Task prompt: Reproduce all of the records exactly.

### Excerpted records

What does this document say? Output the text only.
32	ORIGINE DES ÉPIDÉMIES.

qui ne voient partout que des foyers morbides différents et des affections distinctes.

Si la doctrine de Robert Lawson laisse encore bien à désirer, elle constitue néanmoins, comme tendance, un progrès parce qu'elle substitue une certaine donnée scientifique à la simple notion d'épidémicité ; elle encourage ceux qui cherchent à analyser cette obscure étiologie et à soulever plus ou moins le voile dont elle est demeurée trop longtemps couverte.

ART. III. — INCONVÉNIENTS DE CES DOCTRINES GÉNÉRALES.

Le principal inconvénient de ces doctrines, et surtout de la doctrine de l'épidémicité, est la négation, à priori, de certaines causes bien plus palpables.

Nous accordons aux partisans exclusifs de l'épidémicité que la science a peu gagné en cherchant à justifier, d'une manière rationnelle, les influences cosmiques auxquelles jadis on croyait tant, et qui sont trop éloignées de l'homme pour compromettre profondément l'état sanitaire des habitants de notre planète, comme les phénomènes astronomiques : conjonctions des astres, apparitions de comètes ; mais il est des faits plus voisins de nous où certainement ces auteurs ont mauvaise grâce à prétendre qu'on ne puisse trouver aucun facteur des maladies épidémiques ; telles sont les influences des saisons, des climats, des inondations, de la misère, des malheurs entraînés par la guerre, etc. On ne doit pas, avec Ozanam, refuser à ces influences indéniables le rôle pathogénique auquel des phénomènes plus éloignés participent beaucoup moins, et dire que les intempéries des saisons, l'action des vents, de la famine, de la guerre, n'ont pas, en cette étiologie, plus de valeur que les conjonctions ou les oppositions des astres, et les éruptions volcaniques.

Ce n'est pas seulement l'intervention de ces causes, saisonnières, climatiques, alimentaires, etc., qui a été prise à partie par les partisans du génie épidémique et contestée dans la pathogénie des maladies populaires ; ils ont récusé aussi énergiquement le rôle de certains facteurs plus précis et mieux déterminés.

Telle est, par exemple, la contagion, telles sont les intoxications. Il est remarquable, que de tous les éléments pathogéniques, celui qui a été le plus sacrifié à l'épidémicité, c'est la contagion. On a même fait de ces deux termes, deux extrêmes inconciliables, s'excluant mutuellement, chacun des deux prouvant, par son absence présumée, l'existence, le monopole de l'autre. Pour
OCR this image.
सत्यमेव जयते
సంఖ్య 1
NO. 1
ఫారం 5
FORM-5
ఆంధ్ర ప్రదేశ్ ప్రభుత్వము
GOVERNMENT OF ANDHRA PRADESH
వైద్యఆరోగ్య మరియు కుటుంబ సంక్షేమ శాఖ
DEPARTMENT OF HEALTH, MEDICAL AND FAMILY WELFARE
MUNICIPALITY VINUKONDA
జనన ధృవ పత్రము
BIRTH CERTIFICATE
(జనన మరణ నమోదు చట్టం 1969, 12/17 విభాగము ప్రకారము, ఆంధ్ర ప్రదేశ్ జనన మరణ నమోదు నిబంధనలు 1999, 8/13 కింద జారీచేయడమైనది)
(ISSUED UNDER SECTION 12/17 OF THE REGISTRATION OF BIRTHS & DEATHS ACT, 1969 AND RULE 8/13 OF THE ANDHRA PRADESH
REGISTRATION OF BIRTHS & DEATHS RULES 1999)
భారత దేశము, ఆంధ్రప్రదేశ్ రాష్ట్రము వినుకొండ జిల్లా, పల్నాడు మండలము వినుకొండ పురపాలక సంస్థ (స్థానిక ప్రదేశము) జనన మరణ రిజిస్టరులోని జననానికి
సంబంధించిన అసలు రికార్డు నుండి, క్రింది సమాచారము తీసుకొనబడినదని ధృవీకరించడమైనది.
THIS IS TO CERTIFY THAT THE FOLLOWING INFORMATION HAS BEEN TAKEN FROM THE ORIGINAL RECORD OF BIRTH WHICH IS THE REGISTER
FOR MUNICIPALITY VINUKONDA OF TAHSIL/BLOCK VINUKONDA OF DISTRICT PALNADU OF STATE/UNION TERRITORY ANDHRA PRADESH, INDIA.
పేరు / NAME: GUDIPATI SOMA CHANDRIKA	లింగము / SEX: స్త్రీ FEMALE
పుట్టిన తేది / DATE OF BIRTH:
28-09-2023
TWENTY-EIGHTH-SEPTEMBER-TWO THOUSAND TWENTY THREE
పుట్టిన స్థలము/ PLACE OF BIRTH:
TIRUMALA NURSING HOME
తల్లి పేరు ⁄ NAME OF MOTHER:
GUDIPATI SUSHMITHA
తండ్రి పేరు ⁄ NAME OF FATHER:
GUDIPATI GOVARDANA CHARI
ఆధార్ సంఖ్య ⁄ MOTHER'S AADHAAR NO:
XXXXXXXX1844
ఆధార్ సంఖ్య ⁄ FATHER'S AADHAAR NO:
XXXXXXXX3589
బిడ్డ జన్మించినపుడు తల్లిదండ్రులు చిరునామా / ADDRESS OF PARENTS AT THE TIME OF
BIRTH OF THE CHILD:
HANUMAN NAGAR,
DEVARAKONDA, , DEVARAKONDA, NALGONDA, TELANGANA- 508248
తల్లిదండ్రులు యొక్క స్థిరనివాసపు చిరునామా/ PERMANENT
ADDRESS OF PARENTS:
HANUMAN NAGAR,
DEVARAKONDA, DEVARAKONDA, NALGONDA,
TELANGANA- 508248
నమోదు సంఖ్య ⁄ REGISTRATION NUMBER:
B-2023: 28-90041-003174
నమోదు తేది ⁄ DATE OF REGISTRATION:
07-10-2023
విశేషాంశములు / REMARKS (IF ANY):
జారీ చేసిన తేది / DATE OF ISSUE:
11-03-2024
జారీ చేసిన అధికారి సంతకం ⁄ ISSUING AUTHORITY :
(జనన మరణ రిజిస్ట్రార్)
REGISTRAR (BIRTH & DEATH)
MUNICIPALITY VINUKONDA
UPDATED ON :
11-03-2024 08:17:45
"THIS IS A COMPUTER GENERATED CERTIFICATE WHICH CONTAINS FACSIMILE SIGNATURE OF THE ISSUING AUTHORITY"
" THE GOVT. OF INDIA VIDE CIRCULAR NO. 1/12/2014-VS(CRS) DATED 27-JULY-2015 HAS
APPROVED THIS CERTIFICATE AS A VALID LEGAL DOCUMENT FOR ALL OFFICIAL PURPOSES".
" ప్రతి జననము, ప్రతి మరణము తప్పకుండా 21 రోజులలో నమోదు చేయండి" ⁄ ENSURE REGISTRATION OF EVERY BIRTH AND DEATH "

######

Output of the exercise:
What does this document say? Output the text only.
32	ORIGINE DES ÉPIDÉMIES.

qui ne voient partout que des foyers morbides différents et des affections distinctes.

Si la doctrine de Robert Lawson laisse encore bien à désirer, elle constitue néanmoins, comme tendance, un progrès parce qu'elle substitue une certaine donnée scientifique à la simple notion d'épidémicité ; elle encourage ceux qui cherchent à analyser cette obscure étiologie et à soulever plus ou moins le voile dont elle est demeurée trop longtemps couverte.

ART. III. — INCONVÉNIENTS DE CES DOCTRINES GÉNÉRALES.

Le principal inconvénient de ces doctrines, et surtout de la doctrine de l'épidémicité, est la négation, à priori, de certaines causes bien plus palpables.

Nous accordons aux partisans exclusifs de l'épidémicité que la science a peu gagné en cherchant à justifier, d'une manière rationnelle, les influences cosmiques auxquelles jadis on croyait tant, et qui sont trop éloignées de l'homme pour compromettre profondément l'état sanitaire des habitants de notre planète, comme les phénomènes astronomiques : conjonctions des astres, apparitions de comètes ; mais il est des faits plus voisins de nous où certainement ces auteurs ont mauvaise grâce à prétendre qu'on ne puisse trouver aucun facteur des maladies épidémiques ; telles sont les influences des saisons, des climats, des inondations, de la misère, des malheurs entraînés par la guerre, etc. On ne doit pas, avec Ozanam, refuser à ces influences indéniables le rôle pathogénique auquel des phénomènes plus éloignés participent beaucoup moins, et dire que les intempéries des saisons, l'action des vents, de la famine, de la guerre, n'ont pas, en cette étiologie, plus de valeur que les conjonctions ou les oppositions des astres, et les éruptions volcaniques.

Ce n'est pas seulement l'intervention de ces causes, saisonnières, climatiques, alimentaires, etc., qui a été prise à partie par les partisans du génie épidémique et contestée dans la pathogénie des maladies populaires ; ils ont récusé aussi énergiquement le rôle de certains facteurs plus précis et mieux déterminés.

Telle est, par exemple, la contagion, telles sont les intoxications. Il est remarquable, que de tous les éléments pathogéniques, celui qui a été le plus sacrifié à l'épidémicité, c'est la contagion. On a même fait de ces deux termes, deux extrêmes inconciliables, s'excluant mutuellement, chacun des deux prouvant, par son absence présumée, l'existence, le monopole de l'autre. Pour
OCR this image.
सत्यमेव जयते
సంఖ్య 1
NO. 1
ఫారం 5
FORM-5
ఆంధ్ర ప్రదేశ్ ప్రభుత్వము
GOVERNMENT OF ANDHRA PRADESH
వైద్యఆరోగ్య మరియు కుటుంబ సంక్షేమ శాఖ
DEPARTMENT OF HEALTH, MEDICAL AND FAMILY WELFARE
MUNICIPALITY VINUKONDA
జనన ధృవ పత్రము
BIRTH CERTIFICATE
(జనన మరణ నమోదు చట్టం 1969, 12/17 విభాగము ప్రకారము, ఆంధ్ర ప్రదేశ్ జనన మరణ నమోదు నిబంధనలు 1999, 8/13 కింద జారీచేయడమైనది)
(ISSUED UNDER SECTION 12/17 OF THE REGISTRATION OF BIRTHS & DEATHS ACT, 1969 AND RULE 8/13 OF THE ANDHRA PRADESH
REGISTRATION OF BIRTHS & DEATHS RULES 1999)
భారత దేశము, ఆంధ్రప్రదేశ్ రాష్ట్రము వినుకొండ జిల్లా, పల్నాడు మండలము వినుకొండ పురపాలక సంస్థ (స్థానిక ప్రదేశము) జనన మరణ రిజిస్టరులోని జననానికి
సంబంధించిన అసలు రికార్డు నుండి, క్రింది సమాచారము తీసుకొనబడినదని ధృవీకరించడమైనది.
THIS IS TO CERTIFY THAT THE FOLLOWING INFORMATION HAS BEEN TAKEN FROM THE ORIGINAL RECORD OF BIRTH WHICH IS THE REGISTER
FOR MUNICIPALITY VINUKONDA OF TAHSIL/BLOCK VINUKONDA OF DISTRICT PALNADU OF STATE/UNION TERRITORY ANDHRA PRADESH, INDIA.
పేరు / NAME: GUDIPATI SOMA CHANDRIKA	లింగము / SEX: స్త్రీ FEMALE
పుట్టిన తేది / DATE OF BIRTH:
28-09-2023
TWENTY-EIGHTH-SEPTEMBER-TWO THOUSAND TWENTY THREE
పుట్టిన స్థలము/ PLACE OF BIRTH:
TIRUMALA NURSING HOME
తల్లి పేరు ⁄ NAME OF MOTHER:
GUDIPATI SUSHMITHA
తండ్రి పేరు ⁄ NAME OF FATHER:
GUDIPATI GOVARDANA CHARI
ఆధార్ సంఖ్య ⁄ MOTHER'S AADHAAR NO:
XXXXXXXX1844
ఆధార్ సంఖ్య ⁄ FATHER'S AADHAAR NO:
XXXXXXXX3589
బిడ్డ జన్మించినపుడు తల్లిదండ్రులు చిరునామా / ADDRESS OF PARENTS AT THE TIME OF
BIRTH OF THE CHILD:
HANUMAN NAGAR,
DEVARAKONDA, , DEVARAKONDA, NALGONDA, TELANGANA- 508248
తల్లిదండ్రులు యొక్క స్థిరనివాసపు చిరునామా/ PERMANENT
ADDRESS OF PARENTS:
HANUMAN NAGAR,
DEVARAKONDA, DEVARAKONDA, NALGONDA,
TELANGANA- 508248
నమోదు సంఖ్య ⁄ REGISTRATION NUMBER:
B-2023: 28-90041-003174
నమోదు తేది ⁄ DATE OF REGISTRATION:
07-10-2023
విశేషాంశములు / REMARKS (IF ANY):
జారీ చేసిన తేది / DATE OF ISSUE:
11-03-2024
జారీ చేసిన అధికారి సంతకం ⁄ ISSUING AUTHORITY :
(జనన మరణ రిజిస్ట్రార్)
REGISTRAR (BIRTH & DEATH)
MUNICIPALITY VINUKONDA
UPDATED ON :
11-03-2024 08:17:45
"THIS IS A COMPUTER GENERATED CERTIFICATE WHICH CONTAINS FACSIMILE SIGNATURE OF THE ISSUING AUTHORITY"
" THE GOVT. OF INDIA VIDE CIRCULAR NO. 1/12/2014-VS(CRS) DATED 27-JULY-2015 HAS
APPROVED THIS CERTIFICATE AS A VALID LEGAL DOCUMENT FOR ALL OFFICIAL PURPOSES".
" ప్రతి జననము, ప్రతి మరణము తప్పకుండా 21 రోజులలో నమోదు చేయండి" ⁄ ENSURE REGISTRATION OF EVERY BIRTH AND DEATH "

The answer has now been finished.